* begin Rows *

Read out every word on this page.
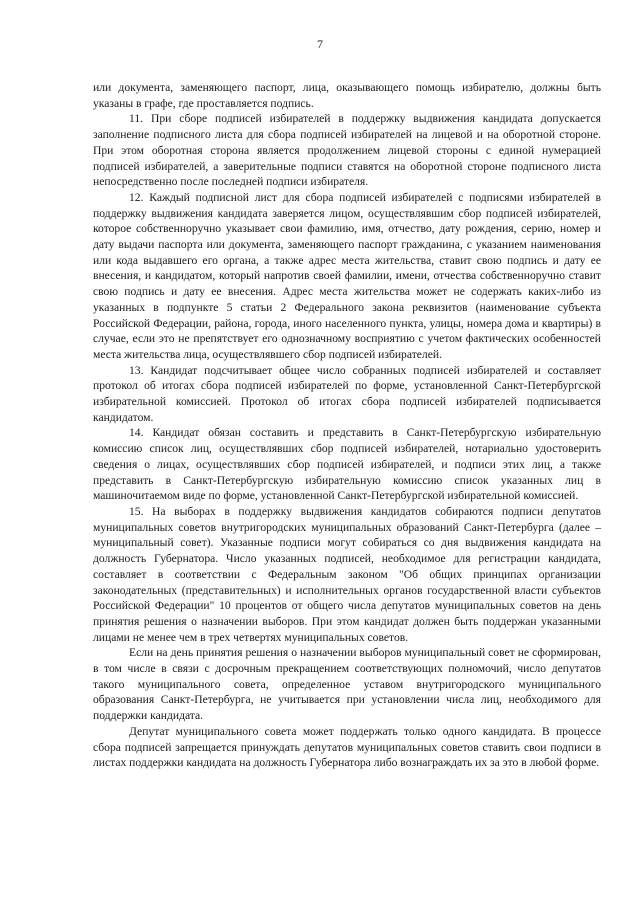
7

или документа, заменяющего паспорт, лица, оказывающего помощь избирателю, должны быть указаны в графе, где проставляется подпись.

11. При сборе подписей избирателей в поддержку выдвижения кандидата допускается заполнение подписного листа для сбора подписей избирателей на лицевой и на оборотной стороне. При этом оборотная сторона является продолжением лицевой стороны с единой нумерацией подписей избирателей, а заверительные подписи ставятся на оборотной стороне подписного листа непосредственно после последней подписи избирателя.

12. Каждый подписной лист для сбора подписей избирателей с подписями избирателей в поддержку выдвижения кандидата заверяется лицом, осуществлявшим сбор подписей избирателей, которое собственноручно указывает свои фамилию, имя, отчество, дату рождения, серию, номер и дату выдачи паспорта или документа, заменяющего паспорт гражданина, с указанием наименования или кода выдавшего его органа, а также адрес места жительства, ставит свою подпись и дату ее внесения, и кандидатом, который напротив своей фамилии, имени, отчества собственноручно ставит свою подпись и дату ее внесения. Адрес места жительства может не содержать каких-либо из указанных в подпункте 5 статьи 2 Федерального закона реквизитов (наименование субъекта Российской Федерации, района, города, иного населенного пункта, улицы, номера дома и квартиры) в случае, если это не препятствует его однозначному восприятию с учетом фактических особенностей места жительства лица, осуществлявшего сбор подписей избирателей.

13. Кандидат подсчитывает общее число собранных подписей избирателей и составляет протокол об итогах сбора подписей избирателей по форме, установленной Санкт-Петербургской избирательной комиссией. Протокол об итогах сбора подписей избирателей подписывается кандидатом.

14. Кандидат обязан составить и представить в Санкт-Петербургскую избирательную комиссию список лиц, осуществлявших сбор подписей избирателей, нотариально удостоверить сведения о лицах, осуществлявших сбор подписей избирателей, и подписи этих лиц, а также представить в Санкт-Петербургскую избирательную комиссию список указанных лиц в машиночитаемом виде по форме, установленной Санкт-Петербургской избирательной комиссией.

15. На выборах в поддержку выдвижения кандидатов собираются подписи депутатов муниципальных советов внутригородских муниципальных образований Санкт-Петербурга (далее – муниципальный совет). Указанные подписи могут собираться со дня выдвижения кандидата на должность Губернатора. Число указанных подписей, необходимое для регистрации кандидата, составляет в соответствии с Федеральным законом "Об общих принципах организации законодательных (представительных) и исполнительных органов государственной власти субъектов Российской Федерации" 10 процентов от общего числа депутатов муниципальных советов на день принятия решения о назначении выборов. При этом кандидат должен быть поддержан указанными лицами не менее чем в трех четвертях муниципальных советов.

Если на день принятия решения о назначении выборов муниципальный совет не сформирован, в том числе в связи с досрочным прекращением соответствующих полномочий, число депутатов такого муниципального совета, определенное уставом внутригородского муниципального образования Санкт-Петербурга, не учитывается при установлении числа лиц, необходимого для поддержки кандидата.

Депутат муниципального совета может поддержать только одного кандидата. В процессе сбора подписей запрещается принуждать депутатов муниципальных советов ставить свои подписи в листах поддержки кандидата на должность Губернатора либо вознаграждать их за это в любой форме.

* end Rows *

Stated task: Quote all the records verbatim, dropping any pictures from your copy.

Exercise solution:
Read out every word on this page.
7

или документа, заменяющего паспорт, лица, оказывающего помощь избирателю, должны быть указаны в графе, где проставляется подпись.

11. При сборе подписей избирателей в поддержку выдвижения кандидата допускается заполнение подписного листа для сбора подписей избирателей на лицевой и на оборотной стороне. При этом оборотная сторона является продолжением лицевой стороны с единой нумерацией подписей избирателей, а заверительные подписи ставятся на оборотной стороне подписного листа непосредственно после последней подписи избирателя.

12. Каждый подписной лист для сбора подписей избирателей с подписями избирателей в поддержку выдвижения кандидата заверяется лицом, осуществлявшим сбор подписей избирателей, которое собственноручно указывает свои фамилию, имя, отчество, дату рождения, серию, номер и дату выдачи паспорта или документа, заменяющего паспорт гражданина, с указанием наименования или кода выдавшего его органа, а также адрес места жительства, ставит свою подпись и дату ее внесения, и кандидатом, который напротив своей фамилии, имени, отчества собственноручно ставит свою подпись и дату ее внесения. Адрес места жительства может не содержать каких-либо из указанных в подпункте 5 статьи 2 Федерального закона реквизитов (наименование субъекта Российской Федерации, района, города, иного населенного пункта, улицы, номера дома и квартиры) в случае, если это не препятствует его однозначному восприятию с учетом фактических особенностей места жительства лица, осуществлявшего сбор подписей избирателей.

13. Кандидат подсчитывает общее число собранных подписей избирателей и составляет протокол об итогах сбора подписей избирателей по форме, установленной Санкт-Петербургской избирательной комиссией. Протокол об итогах сбора подписей избирателей подписывается кандидатом.

14. Кандидат обязан составить и представить в Санкт-Петербургскую избирательную комиссию список лиц, осуществлявших сбор подписей избирателей, нотариально удостоверить сведения о лицах, осуществлявших сбор подписей избирателей, и подписи этих лиц, а также представить в Санкт-Петербургскую избирательную комиссию список указанных лиц в машиночитаемом виде по форме, установленной Санкт-Петербургской избирательной комиссией.

15. На выборах в поддержку выдвижения кандидатов собираются подписи депутатов муниципальных советов внутригородских муниципальных образований Санкт-Петербурга (далее – муниципальный совет). Указанные подписи могут собираться со дня выдвижения кандидата на должность Губернатора. Число указанных подписей, необходимое для регистрации кандидата, составляет в соответствии с Федеральным законом "Об общих принципах организации законодательных (представительных) и исполнительных органов государственной власти субъектов Российской Федерации" 10 процентов от общего числа депутатов муниципальных советов на день принятия решения о назначении выборов. При этом кандидат должен быть поддержан указанными лицами не менее чем в трех четвертях муниципальных советов.

Если на день принятия решения о назначении выборов муниципальный совет не сформирован, в том числе в связи с досрочным прекращением соответствующих полномочий, число депутатов такого муниципального совета, определенное уставом внутригородского муниципального образования Санкт-Петербурга, не учитывается при установлении числа лиц, необходимого для поддержки кандидата.

Депутат муниципального совета может поддержать только одного кандидата. В процессе сбора подписей запрещается принуждать депутатов муниципальных советов ставить свои подписи в листах поддержки кандидата на должность Губернатора либо вознаграждать их за это в любой форме.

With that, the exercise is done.